## ASSIGNMENT
Could you return each line of the material that has "Hooper" in it?

Start of Block

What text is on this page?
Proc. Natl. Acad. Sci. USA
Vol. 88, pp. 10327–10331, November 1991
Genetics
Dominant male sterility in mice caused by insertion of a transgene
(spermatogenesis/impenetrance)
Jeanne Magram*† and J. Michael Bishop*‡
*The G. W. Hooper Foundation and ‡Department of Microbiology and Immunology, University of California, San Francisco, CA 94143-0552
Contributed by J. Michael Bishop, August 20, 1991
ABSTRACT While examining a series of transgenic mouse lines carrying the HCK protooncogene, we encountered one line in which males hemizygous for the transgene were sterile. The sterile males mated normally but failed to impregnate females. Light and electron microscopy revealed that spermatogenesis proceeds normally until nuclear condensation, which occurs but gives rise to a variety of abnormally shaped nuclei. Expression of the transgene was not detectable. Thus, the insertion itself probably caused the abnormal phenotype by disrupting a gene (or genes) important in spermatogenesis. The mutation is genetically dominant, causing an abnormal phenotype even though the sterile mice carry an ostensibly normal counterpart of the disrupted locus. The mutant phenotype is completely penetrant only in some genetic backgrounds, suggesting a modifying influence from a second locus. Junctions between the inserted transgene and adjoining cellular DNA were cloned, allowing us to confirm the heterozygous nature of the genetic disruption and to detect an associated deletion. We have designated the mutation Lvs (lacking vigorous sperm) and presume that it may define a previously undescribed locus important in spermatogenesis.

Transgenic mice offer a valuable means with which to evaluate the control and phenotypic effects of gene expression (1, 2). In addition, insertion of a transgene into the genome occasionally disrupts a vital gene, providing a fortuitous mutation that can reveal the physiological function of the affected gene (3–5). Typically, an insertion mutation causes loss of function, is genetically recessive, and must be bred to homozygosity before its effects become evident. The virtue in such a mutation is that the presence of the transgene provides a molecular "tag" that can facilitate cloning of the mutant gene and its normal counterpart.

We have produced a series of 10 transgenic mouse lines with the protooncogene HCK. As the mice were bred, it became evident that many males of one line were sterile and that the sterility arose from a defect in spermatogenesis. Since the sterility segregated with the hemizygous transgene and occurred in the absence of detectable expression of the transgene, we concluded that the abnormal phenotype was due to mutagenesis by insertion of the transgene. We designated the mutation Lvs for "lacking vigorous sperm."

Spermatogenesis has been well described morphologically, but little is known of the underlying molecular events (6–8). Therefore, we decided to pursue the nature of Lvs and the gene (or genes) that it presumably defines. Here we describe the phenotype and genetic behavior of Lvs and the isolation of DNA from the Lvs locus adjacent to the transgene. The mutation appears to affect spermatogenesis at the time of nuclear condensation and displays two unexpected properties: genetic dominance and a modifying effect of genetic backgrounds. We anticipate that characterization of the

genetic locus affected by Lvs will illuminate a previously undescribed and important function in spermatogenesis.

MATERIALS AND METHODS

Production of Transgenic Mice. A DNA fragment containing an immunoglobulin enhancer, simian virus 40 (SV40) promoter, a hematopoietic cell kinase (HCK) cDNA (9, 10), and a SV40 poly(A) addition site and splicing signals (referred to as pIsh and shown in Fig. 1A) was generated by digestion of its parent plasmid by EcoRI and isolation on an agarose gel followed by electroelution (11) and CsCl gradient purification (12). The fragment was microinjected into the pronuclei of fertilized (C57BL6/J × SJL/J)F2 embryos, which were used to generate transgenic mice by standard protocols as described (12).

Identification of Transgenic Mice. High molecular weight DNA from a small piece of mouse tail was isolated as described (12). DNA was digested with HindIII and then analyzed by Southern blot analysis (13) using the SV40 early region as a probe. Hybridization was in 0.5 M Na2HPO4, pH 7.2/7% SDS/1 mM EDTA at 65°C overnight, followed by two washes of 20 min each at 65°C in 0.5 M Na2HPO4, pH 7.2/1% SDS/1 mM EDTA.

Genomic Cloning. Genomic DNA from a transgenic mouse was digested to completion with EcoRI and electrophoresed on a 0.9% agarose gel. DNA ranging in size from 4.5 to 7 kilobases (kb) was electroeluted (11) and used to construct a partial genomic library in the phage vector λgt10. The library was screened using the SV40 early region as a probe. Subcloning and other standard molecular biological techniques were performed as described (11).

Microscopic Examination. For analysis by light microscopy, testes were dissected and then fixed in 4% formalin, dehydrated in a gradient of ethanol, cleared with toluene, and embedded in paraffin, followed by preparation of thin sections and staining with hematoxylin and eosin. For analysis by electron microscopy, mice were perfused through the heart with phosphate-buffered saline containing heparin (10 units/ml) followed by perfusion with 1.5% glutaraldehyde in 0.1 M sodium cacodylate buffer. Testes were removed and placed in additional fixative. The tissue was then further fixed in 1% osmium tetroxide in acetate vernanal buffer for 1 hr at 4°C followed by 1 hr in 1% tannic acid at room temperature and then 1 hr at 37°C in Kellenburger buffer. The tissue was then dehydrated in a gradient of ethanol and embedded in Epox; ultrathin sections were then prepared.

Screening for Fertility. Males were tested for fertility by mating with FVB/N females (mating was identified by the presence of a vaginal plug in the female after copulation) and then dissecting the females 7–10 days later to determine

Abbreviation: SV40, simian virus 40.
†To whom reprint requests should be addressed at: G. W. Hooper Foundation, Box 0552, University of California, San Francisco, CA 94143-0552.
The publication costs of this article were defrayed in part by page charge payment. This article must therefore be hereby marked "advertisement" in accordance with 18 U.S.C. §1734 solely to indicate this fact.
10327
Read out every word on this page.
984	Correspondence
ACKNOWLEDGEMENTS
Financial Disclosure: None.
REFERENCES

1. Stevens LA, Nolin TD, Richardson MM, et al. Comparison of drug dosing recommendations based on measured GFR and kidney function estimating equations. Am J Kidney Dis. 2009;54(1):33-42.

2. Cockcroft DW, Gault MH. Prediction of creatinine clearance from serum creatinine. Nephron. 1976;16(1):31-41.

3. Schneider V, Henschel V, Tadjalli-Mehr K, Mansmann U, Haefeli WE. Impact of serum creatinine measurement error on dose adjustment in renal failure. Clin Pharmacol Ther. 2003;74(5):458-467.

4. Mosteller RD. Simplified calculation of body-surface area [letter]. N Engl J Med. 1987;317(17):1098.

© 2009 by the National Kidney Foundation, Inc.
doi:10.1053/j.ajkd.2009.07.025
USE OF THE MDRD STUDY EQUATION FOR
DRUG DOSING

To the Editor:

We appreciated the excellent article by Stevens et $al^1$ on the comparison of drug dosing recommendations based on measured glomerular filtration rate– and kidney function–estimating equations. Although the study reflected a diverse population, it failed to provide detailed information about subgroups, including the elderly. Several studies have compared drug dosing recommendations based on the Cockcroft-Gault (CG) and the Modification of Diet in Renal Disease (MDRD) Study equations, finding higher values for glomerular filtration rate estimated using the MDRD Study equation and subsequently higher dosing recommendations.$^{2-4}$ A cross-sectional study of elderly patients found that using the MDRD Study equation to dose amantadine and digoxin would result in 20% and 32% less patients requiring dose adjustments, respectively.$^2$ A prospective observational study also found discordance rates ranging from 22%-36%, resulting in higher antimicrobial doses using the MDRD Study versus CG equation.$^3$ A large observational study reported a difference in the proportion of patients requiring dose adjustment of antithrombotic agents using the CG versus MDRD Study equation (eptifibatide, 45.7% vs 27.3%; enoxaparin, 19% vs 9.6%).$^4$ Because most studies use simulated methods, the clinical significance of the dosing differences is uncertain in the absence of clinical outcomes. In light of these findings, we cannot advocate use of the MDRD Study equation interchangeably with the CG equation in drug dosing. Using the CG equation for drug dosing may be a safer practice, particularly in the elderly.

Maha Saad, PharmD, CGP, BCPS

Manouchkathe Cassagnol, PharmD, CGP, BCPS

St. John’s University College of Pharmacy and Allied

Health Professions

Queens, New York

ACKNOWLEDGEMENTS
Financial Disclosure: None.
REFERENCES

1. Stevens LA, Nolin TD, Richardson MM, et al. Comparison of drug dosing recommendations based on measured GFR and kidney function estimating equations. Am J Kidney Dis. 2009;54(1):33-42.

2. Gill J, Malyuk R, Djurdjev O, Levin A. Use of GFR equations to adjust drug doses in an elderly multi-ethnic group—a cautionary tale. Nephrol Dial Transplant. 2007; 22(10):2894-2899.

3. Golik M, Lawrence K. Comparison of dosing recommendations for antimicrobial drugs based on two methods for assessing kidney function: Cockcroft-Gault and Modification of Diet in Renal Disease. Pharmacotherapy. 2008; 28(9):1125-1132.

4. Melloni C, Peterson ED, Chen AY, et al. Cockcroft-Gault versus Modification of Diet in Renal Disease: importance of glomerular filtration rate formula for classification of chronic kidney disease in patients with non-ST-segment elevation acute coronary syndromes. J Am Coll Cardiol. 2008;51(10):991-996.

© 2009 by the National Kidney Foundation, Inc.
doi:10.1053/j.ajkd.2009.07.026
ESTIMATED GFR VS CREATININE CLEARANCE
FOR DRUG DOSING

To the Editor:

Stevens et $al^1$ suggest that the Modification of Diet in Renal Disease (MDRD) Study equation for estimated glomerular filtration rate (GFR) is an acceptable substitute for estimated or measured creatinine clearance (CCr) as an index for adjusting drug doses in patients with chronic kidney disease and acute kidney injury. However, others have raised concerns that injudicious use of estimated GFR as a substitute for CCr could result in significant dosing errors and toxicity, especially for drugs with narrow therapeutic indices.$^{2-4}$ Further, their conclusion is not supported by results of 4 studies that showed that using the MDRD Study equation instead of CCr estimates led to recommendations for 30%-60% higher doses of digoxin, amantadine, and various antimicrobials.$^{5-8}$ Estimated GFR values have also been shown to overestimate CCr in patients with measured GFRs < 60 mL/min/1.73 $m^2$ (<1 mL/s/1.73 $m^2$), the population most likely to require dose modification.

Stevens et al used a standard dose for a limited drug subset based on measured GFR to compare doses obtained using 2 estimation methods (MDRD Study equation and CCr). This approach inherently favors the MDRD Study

End of Block

## SOLUTION BELOW
*The G. W. Hooper Foundation and ‡Department of Microbiology and Immunology, University of California, San Francisco, CA 94143-0552
†To whom reprint requests should be addressed at: G. W. Hooper Foundation, Box 0552, University of California, San Francisco, CA 94143-0552.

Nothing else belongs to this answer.